Exercise goal
Each record must be reproduced exactly as it is shown.

Exercise materials
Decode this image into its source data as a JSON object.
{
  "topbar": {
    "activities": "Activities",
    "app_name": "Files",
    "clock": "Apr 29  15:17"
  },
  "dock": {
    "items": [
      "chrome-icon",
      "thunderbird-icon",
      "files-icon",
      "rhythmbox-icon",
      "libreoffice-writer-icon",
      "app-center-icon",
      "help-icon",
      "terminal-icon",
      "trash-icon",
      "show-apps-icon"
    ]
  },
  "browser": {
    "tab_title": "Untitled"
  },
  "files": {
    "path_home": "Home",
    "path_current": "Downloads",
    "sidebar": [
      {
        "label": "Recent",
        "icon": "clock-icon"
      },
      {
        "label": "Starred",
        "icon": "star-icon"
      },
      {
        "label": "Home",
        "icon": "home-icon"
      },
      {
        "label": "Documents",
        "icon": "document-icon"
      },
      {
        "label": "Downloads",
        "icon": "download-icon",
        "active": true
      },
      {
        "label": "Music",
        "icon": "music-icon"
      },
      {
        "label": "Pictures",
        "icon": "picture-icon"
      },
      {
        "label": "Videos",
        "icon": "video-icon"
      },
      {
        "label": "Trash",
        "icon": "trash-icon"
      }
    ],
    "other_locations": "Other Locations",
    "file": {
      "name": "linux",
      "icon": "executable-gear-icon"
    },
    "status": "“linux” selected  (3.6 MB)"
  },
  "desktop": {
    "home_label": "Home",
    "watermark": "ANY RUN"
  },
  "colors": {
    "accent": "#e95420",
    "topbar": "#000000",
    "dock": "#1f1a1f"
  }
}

Written response
Decode this image into its source data as a JSON object.
{
  "topbar": {
    "activities": "Activities",
    "app_name": "Files",
    "clock": "Apr 29  15:17"
  },
  "dock": {
    "items": [
      "chrome-icon",
      "thunderbird-icon",
      "files-icon",
      "rhythmbox-icon",
      "libreoffice-writer-icon",
      "app-center-icon",
      "help-icon",
      "terminal-icon",
      "trash-icon",
      "show-apps-icon"
    ]
  },
  "browser": {
    "tab_title": "Untitled"
  },
  "files": {
    "path_home": "Home",
    "path_current": "Downloads",
    "sidebar": [
      {
        "label": "Recent",
        "icon": "clock-icon"
      },
      {
        "label": "Starred",
        "icon": "star-icon"
      },
      {
        "label": "Home",
        "icon": "home-icon"
      },
      {
        "label": "Documents",
        "icon": "document-icon"
      },
      {
        "label": "Downloads",
        "icon": "download-icon",
        "active": true
      },
      {
        "label": "Music",
        "icon": "music-icon"
      },
      {
        "label": "Pictures",
        "icon": "picture-icon"
      },
      {
        "label": "Videos",
        "icon": "video-icon"
      },
      {
        "label": "Trash",
        "icon": "trash-icon"
      }
    ],
    "other_locations": "Other Locations",
    "file": {
      "name": "linux",
      "icon": "executable-gear-icon"
    },
    "status": "“linux” selected  (3.6 MB)"
  },
  "desktop": {
    "home_label": "Home",
    "watermark": "ANY RUN"
  },
  "colors": {
    "accent": "#e95420",
    "topbar": "#000000",
    "dock": "#1f1a1f"
  }
}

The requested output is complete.